### Required work:
Recast every line of the items below as a JSON list of strings, one string per line, omitting blank lines. Leave the pictures out of the answer.

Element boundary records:
++++++++++++++++++++

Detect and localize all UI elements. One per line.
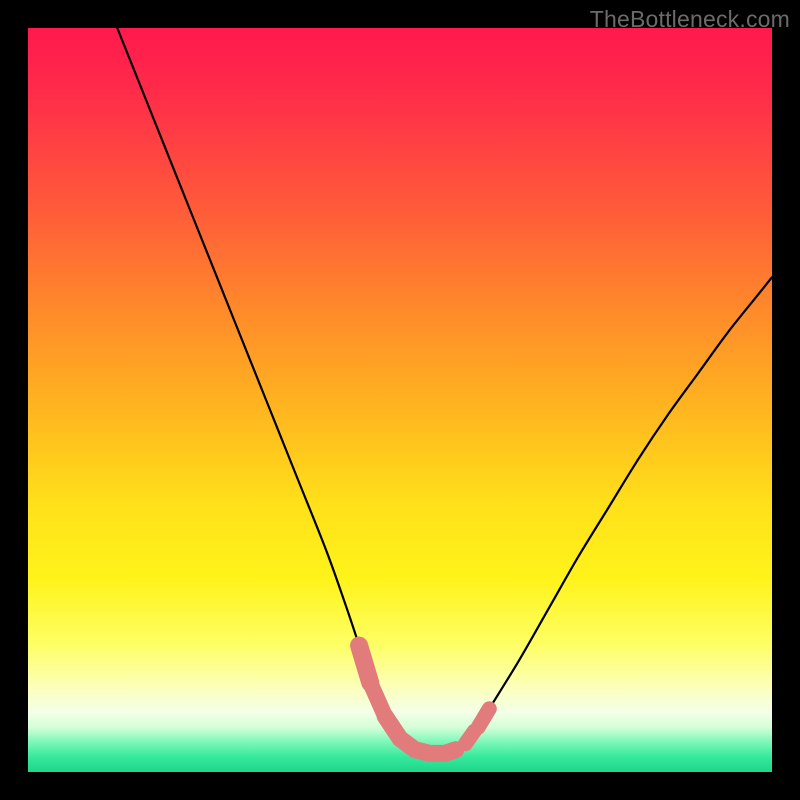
highlight-segments xyxy=(359,646,489,754)
plot-area xyxy=(28,28,772,772)
bottleneck-curve xyxy=(117,28,772,754)
watermark-text: TheBottleneck.com xyxy=(590,6,790,33)
curve-layer xyxy=(28,28,772,772)
chart-frame: TheBottleneck.com xyxy=(0,0,800,800)
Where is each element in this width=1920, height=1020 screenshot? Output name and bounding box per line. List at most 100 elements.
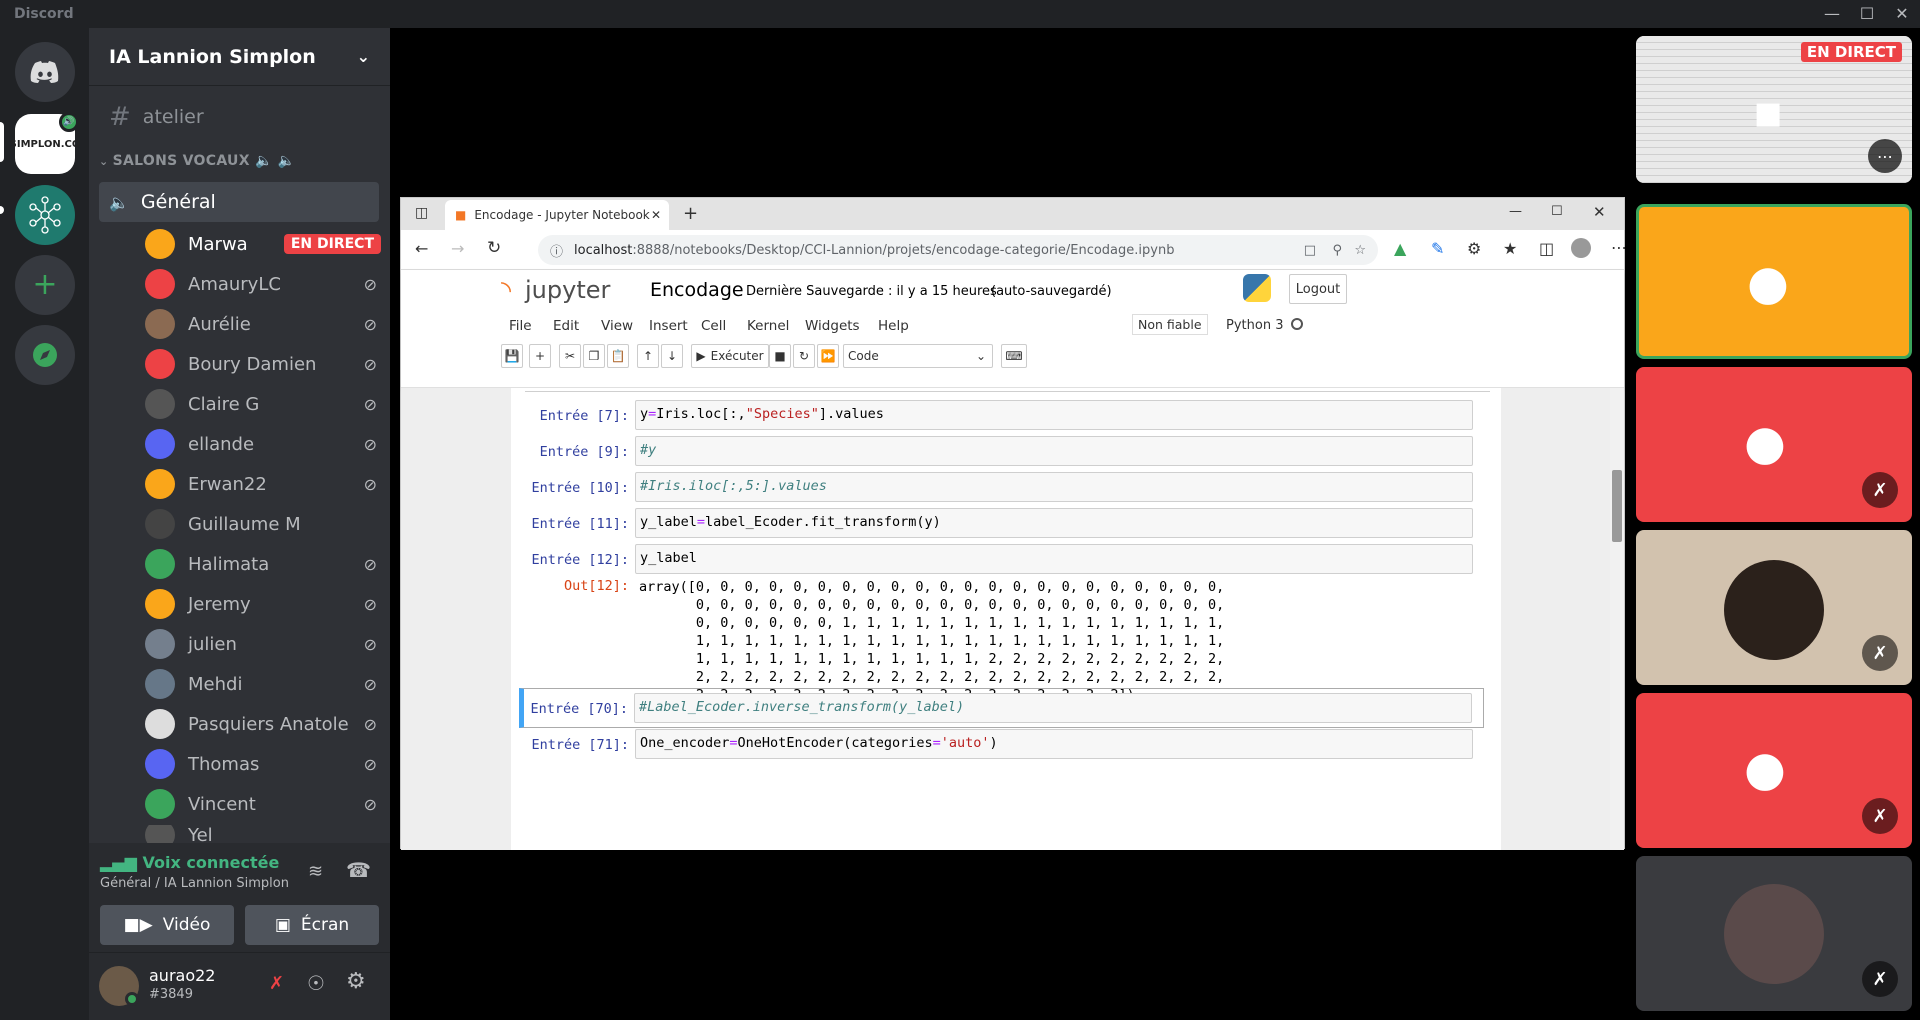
scrollbar[interactable] [1610, 388, 1624, 850]
back-icon[interactable]: ← [415, 239, 428, 258]
menu-insert[interactable]: Insert [649, 318, 688, 334]
voice-user[interactable]: AmauryLC ⊘ [145, 265, 385, 303]
menu-edit[interactable]: Edit [553, 318, 579, 334]
save-status: Dernière Sauvegarde : il y a 15 heures [746, 284, 997, 299]
voice-user[interactable]: julien ⊘ [145, 625, 385, 663]
more-icon[interactable]: ⋯ [1868, 139, 1902, 173]
cut-icon[interactable]: ✂ [559, 344, 581, 368]
close-icon[interactable]: ✕ [651, 208, 661, 222]
notebook-cell[interactable]: Entrée [70]: #Label_Ecoder.inverse_transf… [519, 688, 1484, 728]
logout-button[interactable]: Logout [1289, 274, 1347, 304]
close-icon[interactable]: ✕ [1887, 2, 1917, 26]
code-input[interactable]: y_label=label_Ecoder.fit_transform(y) [635, 508, 1473, 538]
maximize-icon[interactable]: ☐ [1852, 2, 1882, 26]
code-input[interactable]: y=Iris.loc[:,"Species"].values [635, 400, 1473, 430]
voice-user[interactable]: Vincent ⊘ [145, 785, 385, 823]
screen-share-button[interactable]: ▣ Écran [245, 905, 379, 945]
menu-kernel[interactable]: Kernel [747, 318, 789, 334]
run-button[interactable]: ▶ Exécuter [691, 344, 769, 368]
save-icon[interactable]: 💾 [501, 344, 523, 368]
voice-user[interactable]: ellande ⊘ [145, 425, 385, 463]
menu-cell[interactable]: Cell [701, 318, 726, 334]
participant-tile[interactable]: ● ✗ [1636, 693, 1912, 848]
voice-user[interactable]: Claire G ⊘ [145, 385, 385, 423]
simplon-server-icon[interactable]: SIMPLON.CO 🔊 [10, 112, 80, 174]
participant-tile[interactable]: ✗ [1636, 530, 1912, 685]
menu-view[interactable]: View [601, 318, 633, 334]
cell-type-select[interactable]: Code ⌄ [843, 344, 993, 368]
zoom-icon[interactable]: ⚲ [1332, 243, 1342, 258]
voice-user[interactable]: Erwan22 ⊘ [145, 465, 385, 503]
more-icon[interactable]: ⋯ [1611, 238, 1627, 257]
close-icon[interactable]: ✕ [1593, 203, 1606, 221]
voice-user[interactable]: Guillaume M [145, 505, 385, 543]
extension-icon[interactable]: ⚙ [1467, 239, 1481, 258]
participant-tile[interactable]: ✗ [1636, 856, 1912, 1011]
voice-location[interactable]: Général / IA Lannion Simplon [100, 876, 289, 891]
copy-icon[interactable]: ❐ [583, 344, 605, 368]
minimize-icon[interactable]: — [1509, 204, 1522, 219]
camera-icon: ■▶ [123, 915, 153, 935]
notebook-name[interactable]: Encodage [650, 279, 744, 301]
code-input[interactable]: y_label [635, 544, 1473, 574]
channel-atelier[interactable]: # atelier [109, 98, 204, 136]
mic-muted-icon[interactable]: ✗ [269, 973, 284, 994]
compass-icon[interactable] [15, 325, 75, 385]
network-server-icon[interactable] [15, 185, 75, 245]
keyboard-icon[interactable]: ⌨ [1001, 344, 1027, 368]
new-tab-icon[interactable]: + [683, 203, 698, 224]
code-input[interactable]: #y [635, 436, 1473, 466]
menu-help[interactable]: Help [878, 318, 909, 334]
stream-tile[interactable]: EN DIRECT ■ ⋯ [1636, 36, 1912, 183]
favorite-icon[interactable]: ☆ [1354, 243, 1366, 258]
menu-widgets[interactable]: Widgets [805, 318, 860, 334]
plus-icon[interactable]: + [15, 255, 75, 315]
voice-user[interactable]: Boury Damien ⊘ [145, 345, 385, 383]
minimize-icon[interactable]: — [1817, 2, 1847, 26]
browser-tab[interactable]: ■ Encodage - Jupyter Notebook ✕ [445, 200, 669, 230]
refresh-icon[interactable]: ↻ [487, 238, 501, 258]
add-cell-icon[interactable]: + [529, 344, 551, 368]
voice-user[interactable]: Mehdi ⊘ [145, 665, 385, 703]
headphones-icon[interactable]: ☉ [307, 971, 325, 995]
participant-tile[interactable]: ● [1636, 204, 1912, 359]
paste-icon[interactable]: 📋 [607, 344, 629, 368]
code-input[interactable]: One_encoder=OneHotEncoder(categories='au… [635, 729, 1473, 759]
profile-icon[interactable] [1571, 238, 1591, 258]
code-input[interactable]: #Iris.iloc[:,5:].values [635, 472, 1473, 502]
trust-button[interactable]: Non fiable [1132, 314, 1208, 335]
tab-actions-icon[interactable]: ◫ [415, 205, 428, 221]
voice-user[interactable]: Marwa EN DIRECT [145, 225, 385, 263]
forward-icon[interactable]: → [451, 239, 464, 258]
voice-user[interactable]: Yel [145, 825, 385, 845]
maximize-icon[interactable]: ☐ [1551, 204, 1563, 219]
voice-user[interactable]: Pasquiers Anatole ⊘ [145, 705, 385, 743]
voice-user[interactable]: Aurélie ⊘ [145, 305, 385, 343]
participant-tile[interactable]: ● ✗ [1636, 367, 1912, 522]
move-up-icon[interactable]: ↑ [637, 344, 659, 368]
disconnect-icon[interactable]: ☎ [346, 858, 371, 882]
fast-forward-icon[interactable]: ⏩ [817, 344, 839, 368]
voice-channel-general[interactable]: 🔈 Général [99, 182, 379, 222]
voice-user[interactable]: Thomas ⊘ [145, 745, 385, 783]
voice-user[interactable]: Halimata ⊘ [145, 545, 385, 583]
restart-icon[interactable]: ↻ [793, 344, 815, 368]
scrollbar-thumb[interactable] [1612, 470, 1622, 542]
extension-icon[interactable]: ▲ [1394, 239, 1406, 258]
favorites-bar-icon[interactable]: ★ [1503, 239, 1517, 258]
code-input[interactable]: #Label_Ecoder.inverse_transform(y_label) [634, 693, 1472, 723]
read-mode-icon[interactable]: □ [1304, 243, 1316, 258]
collections-icon[interactable]: ◫ [1539, 239, 1554, 258]
video-button[interactable]: ■▶ Vidéo [100, 905, 234, 945]
extension-icon[interactable]: ✎ [1431, 239, 1444, 258]
menu-file[interactable]: File [509, 318, 532, 334]
server-header[interactable]: IA Lannion Simplon ⌄ [89, 28, 390, 86]
gear-icon[interactable]: ⚙ [346, 969, 366, 994]
move-down-icon[interactable]: ↓ [661, 344, 683, 368]
url-field[interactable]: ⓘ localhost:8888/notebooks/Desktop/CCI-L… [538, 235, 1378, 265]
voice-category[interactable]: ⌄ SALONS VOCAUX 🔈 🔈 [99, 153, 296, 169]
voice-user[interactable]: Jeremy ⊘ [145, 585, 385, 623]
noise-suppression-icon[interactable]: ≋ [308, 861, 323, 882]
stop-icon[interactable]: ■ [769, 344, 791, 368]
discord-home-icon[interactable] [15, 42, 75, 102]
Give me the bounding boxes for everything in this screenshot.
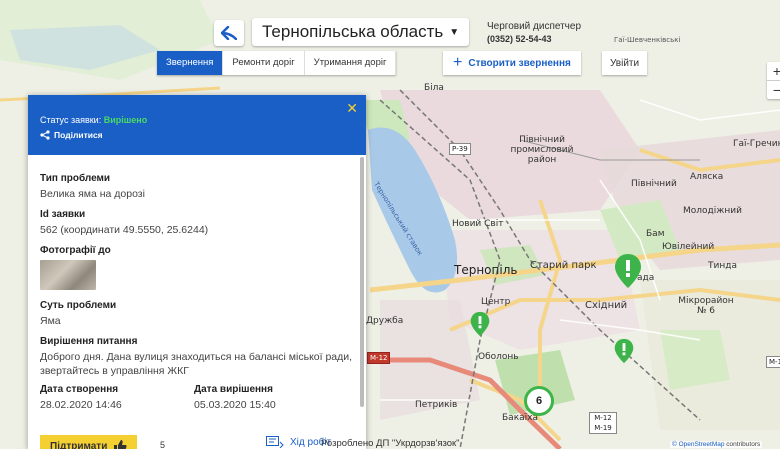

++++++++++++++++++++

### Final answer:
[
  "Detect and localize all UI elements. One per line.",
  "highlight-segments xyxy=(359,646,489,754)",
  "plot-area xyxy=(28,28,772,772)",
  "bottleneck-curve xyxy=(117,28,772,754)",
  "watermark-text: TheBottleneck.com xyxy=(590,6,790,33)",
  "curve-layer xyxy=(28,28,772,772)",
  "chart-frame: TheBottleneck.com xyxy=(0,0,800,800)",
  "Where is each element in this width=1920, height=1020 screenshot? Output name and bounding box per line. List at most 100 elements.",
  "scrollbar[interactable] [1610, 388, 1624, 850]",
  "back-icon[interactable]: ← [415, 239, 428, 258]",
  "menu-insert[interactable]: Insert [649, 318, 688, 334]",
  "voice-user[interactable]: AmauryLC ⊘ [145, 265, 385, 303]",
  "menu-edit[interactable]: Edit [553, 318, 579, 334]",
  "save-status: Dernière Sauvegarde : il y a 15 heures [746, 284, 997, 299]",
  "voice-user[interactable]: julien ⊘ [145, 625, 385, 663]",
  "more-icon[interactable]: ⋯ [1868, 139, 1902, 173]",
  "cut-icon[interactable]: ✂ [559, 344, 581, 368]",
  "close-icon[interactable]: ✕ [651, 208, 661, 222]",
  "notebook-cell[interactable]: Entrée [70]: #Label_Ecoder.inverse_transf… [519, 688, 1484, 728]",
  "logout-button[interactable]: Logout [1289, 274, 1347, 304]",
  "close-icon[interactable]: ✕ [1887, 2, 1917, 26]",
  "code-input[interactable]: y_label=label_Ecoder.fit_transform(y) [635, 508, 1473, 538]",
  "maximize-icon[interactable]: ☐ [1852, 2, 1882, 26]",
  "code-input[interactable]: y=Iris.loc[:,\"Species\"].values [635, 400, 1473, 430]",
  "voice-user[interactable]: Vincent ⊘ [145, 785, 385, 823]",
  "screen-share-button[interactable]: ▣ Écran [245, 905, 379, 945]",
  "menu-kernel[interactable]: Kernel [747, 318, 789, 334]",
  "run-button[interactable]: ▶ Exécuter [691, 344, 769, 368]",
  "save-icon[interactable]: 💾 [501, 344, 523, 368]",
  "voice-user[interactable]: ellande ⊘ [145, 425, 385, 463]",
  "menu-cell[interactable]: Cell [701, 318, 726, 334]",
  "participant-tile[interactable]: ● ✗ [1636, 693, 1912, 848]",
  "voice-user[interactable]: Claire G ⊘ [145, 385, 385, 423]",
  "simplon-server-icon[interactable]: SIMPLON.CO 🔊 [10, 112, 80, 174]",
  "participant-tile[interactable]: ✗ [1636, 530, 1912, 685]",
  "menu-view[interactable]: View [601, 318, 633, 334]",
  "cell-type-select[interactable]: Code ⌄ [843, 344, 993, 368]",
  "zoom-icon[interactable]: ⚲ [1332, 243, 1342, 258]",
  "voice-user[interactable]: Erwan22 ⊘ [145, 465, 385, 503]",
  "more-icon[interactable]: ⋯ [1611, 238, 1627, 257]",
  "close-icon[interactable]: ✕ [1593, 203, 1606, 221]",
  "voice-user[interactable]: Guillaume M [145, 505, 385, 543]",
  "extension-icon[interactable]: ⚙ [1467, 239, 1481, 258]",
  "participant-tile[interactable]: ✗ [1636, 856, 1912, 1011]",
  "voice-location[interactable]: Général / IA Lannion Simplon [100, 876, 289, 891]",
  "copy-icon[interactable]: ❐ [583, 344, 605, 368]",
  "minimize-icon[interactable]: — [1509, 204, 1522, 219]",
  "camera-icon: ■▶ [123, 915, 153, 935]",
  "notebook-name[interactable]: Encodage [650, 279, 744, 301]",
  "code-input[interactable]: y_label [635, 544, 1473, 574]",
  "channel-atelier[interactable]: # atelier [109, 98, 204, 136]",
  "mic-muted-icon[interactable]: ✗ [269, 973, 284, 994]",
  "compass-icon[interactable] [15, 325, 75, 385]",
  "network-server-icon[interactable] [15, 185, 75, 245]",
  "keyboard-icon[interactable]: ⌨ [1001, 344, 1027, 368]",
  "new-tab-icon[interactable]: + [683, 203, 698, 224]",
  "code-input[interactable]: #y [635, 436, 1473, 466]",
  "menu-help[interactable]: Help [878, 318, 909, 334]",
  "stream-tile[interactable]: EN DIRECT ■ ⋯ [1636, 36, 1912, 183]",
  "favorite-icon[interactable]: ☆ [1354, 243, 1366, 258]",
  "menu-widgets[interactable]: Widgets [805, 318, 860, 334]",
  "plus-icon[interactable]: + [15, 255, 75, 315]",
  "voice-user[interactable]: Boury Damien ⊘ [145, 345, 385, 383]",
  "minimize-icon[interactable]: — [1817, 2, 1847, 26]",
  "browser-tab[interactable]: ■ Encodage - Jupyter Notebook ✕ [445, 200, 669, 230]",
  "refresh-icon[interactable]: ↻ [487, 238, 501, 258]",
  "add-cell-icon[interactable]: + [529, 344, 551, 368]",
  "voice-user[interactable]: Mehdi ⊘ [145, 665, 385, 703]",
  "headphones-icon[interactable]: ☉ [307, 971, 325, 995]",
  "participant-tile[interactable]: ● [1636, 204, 1912, 359]",
  "paste-icon[interactable]: 📋 [607, 344, 629, 368]",
  "code-input[interactable]: One_encoder=OneHotEncoder(categories='au… [635, 729, 1473, 759]",
  "profile-icon[interactable] [1571, 238, 1591, 258]",
  "code-input[interactable]: #Iris.iloc[:,5:].values [635, 472, 1473, 502]",
  "trust-button[interactable]: Non fiable [1132, 314, 1208, 335]",
  "tab-actions-icon[interactable]: ◫ [415, 205, 428, 221]",
  "voice-user[interactable]: Marwa EN DIRECT [145, 225, 385, 263]",
  "forward-icon[interactable]: → [451, 239, 464, 258]",
  "voice-user[interactable]: Yel [145, 825, 385, 845]",
  "maximize-icon[interactable]: ☐ [1551, 204, 1563, 219]",
  "voice-user[interactable]: Pasquiers Anatole ⊘ [145, 705, 385, 743]",
  "voice-user[interactable]: Aurélie ⊘ [145, 305, 385, 343]",
  "participant-tile[interactable]: ● ✗ [1636, 367, 1912, 522]",
  "move-up-icon[interactable]: ↑ [637, 344, 659, 368]",
  "disconnect-icon[interactable]: ☎ [346, 858, 371, 882]",
  "fast-forward-icon[interactable]: ⏩ [817, 344, 839, 368]",
  "voice-channel-general[interactable]: 🔈 Général [99, 182, 379, 222]",
  "voice-user[interactable]: Thomas ⊘ [145, 745, 385, 783]",
  "voice-user[interactable]: Halimata ⊘ [145, 545, 385, 583]",
  "restart-icon[interactable]: ↻ [793, 344, 815, 368]",
  "scrollbar-thumb[interactable] [1612, 470, 1622, 542]",
  "extension-icon[interactable]: ▲ [1394, 239, 1406, 258]",
  "favorites-bar-icon[interactable]: ★ [1503, 239, 1517, 258]",
  "code-input[interactable]: #Label_Ecoder.inverse_transform(y_label) [634, 693, 1472, 723]",
  "read-mode-icon[interactable]: □ [1304, 243, 1316, 258]",
  "collections-icon[interactable]: ◫ [1539, 239, 1554, 258]",
  "video-button[interactable]: ■▶ Vidéo [100, 905, 234, 945]",
  "extension-icon[interactable]: ✎ [1431, 239, 1444, 258]",
  "menu-file[interactable]: File [509, 318, 532, 334]",
  "server-header[interactable]: IA Lannion Simplon ⌄ [89, 28, 390, 86]",
  "gear-icon[interactable]: ⚙ [346, 969, 366, 994]",
  "move-down-icon[interactable]: ↓ [661, 344, 683, 368]",
  "url-field[interactable]: ⓘ localhost:8888/notebooks/Desktop/CCI-L… [538, 235, 1378, 265]",
  "voice-category[interactable]: ⌄ SALONS VOCAUX 🔈 🔈 [99, 153, 296, 169]",
  "voice-user[interactable]: Jeremy ⊘ [145, 585, 385, 623]",
  "noise-suppression-icon[interactable]: ≋ [308, 861, 323, 882]",
  "stop-icon[interactable]: ■ [769, 344, 791, 368]",
  "discord-home-icon[interactable] [15, 42, 75, 102]",
  "Give me the bounding boxes for everything in this screenshot."
]